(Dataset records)
(begin)

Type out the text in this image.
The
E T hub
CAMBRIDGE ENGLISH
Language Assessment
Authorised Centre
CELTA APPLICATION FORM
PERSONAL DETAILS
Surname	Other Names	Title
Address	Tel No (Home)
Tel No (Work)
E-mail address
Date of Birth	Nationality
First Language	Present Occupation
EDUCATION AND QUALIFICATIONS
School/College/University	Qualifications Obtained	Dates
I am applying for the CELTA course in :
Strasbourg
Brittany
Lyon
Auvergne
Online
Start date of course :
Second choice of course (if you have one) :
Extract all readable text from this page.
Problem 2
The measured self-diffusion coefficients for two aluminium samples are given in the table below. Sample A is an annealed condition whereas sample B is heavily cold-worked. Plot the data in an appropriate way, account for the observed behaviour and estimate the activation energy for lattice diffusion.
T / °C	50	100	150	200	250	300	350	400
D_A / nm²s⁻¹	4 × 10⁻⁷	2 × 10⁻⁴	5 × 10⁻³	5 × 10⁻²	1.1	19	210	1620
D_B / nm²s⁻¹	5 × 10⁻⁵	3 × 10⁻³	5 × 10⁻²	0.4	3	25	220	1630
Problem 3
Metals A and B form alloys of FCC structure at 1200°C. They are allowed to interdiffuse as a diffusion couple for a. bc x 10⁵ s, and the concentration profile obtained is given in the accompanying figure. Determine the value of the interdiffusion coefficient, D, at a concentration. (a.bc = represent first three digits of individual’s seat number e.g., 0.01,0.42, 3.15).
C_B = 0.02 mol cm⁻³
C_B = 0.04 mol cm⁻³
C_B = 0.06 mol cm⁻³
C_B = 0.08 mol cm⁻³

(end)

Direction:
Write out the listing once more, matching it exactly.

Final result:
Type out the text in this image.
The
E T hub
CAMBRIDGE ENGLISH
Language Assessment
Authorised Centre
CELTA APPLICATION FORM
PERSONAL DETAILS
Surname	Other Names	Title
Address	Tel No (Home)
Tel No (Work)
E-mail address
Date of Birth	Nationality
First Language	Present Occupation
EDUCATION AND QUALIFICATIONS
School/College/University	Qualifications Obtained	Dates
I am applying for the CELTA course in :
Strasbourg
Brittany
Lyon
Auvergne
Online
Start date of course :
Second choice of course (if you have one) :
Extract all readable text from this page.
Problem 2
The measured self-diffusion coefficients for two aluminium samples are given in the table below. Sample A is an annealed condition whereas sample B is heavily cold-worked. Plot the data in an appropriate way, account for the observed behaviour and estimate the activation energy for lattice diffusion.
T / °C	50	100	150	200	250	300	350	400
D_A / nm²s⁻¹	4 × 10⁻⁷	2 × 10⁻⁴	5 × 10⁻³	5 × 10⁻²	1.1	19	210	1620
D_B / nm²s⁻¹	5 × 10⁻⁵	3 × 10⁻³	5 × 10⁻²	0.4	3	25	220	1630
Problem 3
Metals A and B form alloys of FCC structure at 1200°C. They are allowed to interdiffuse as a diffusion couple for a. bc x 10⁵ s, and the concentration profile obtained is given in the accompanying figure. Determine the value of the interdiffusion coefficient, D, at a concentration. (a.bc = represent first three digits of individual’s seat number e.g., 0.01,0.42, 3.15).
C_B = 0.02 mol cm⁻³
C_B = 0.04 mol cm⁻³
C_B = 0.06 mol cm⁻³
C_B = 0.08 mol cm⁻³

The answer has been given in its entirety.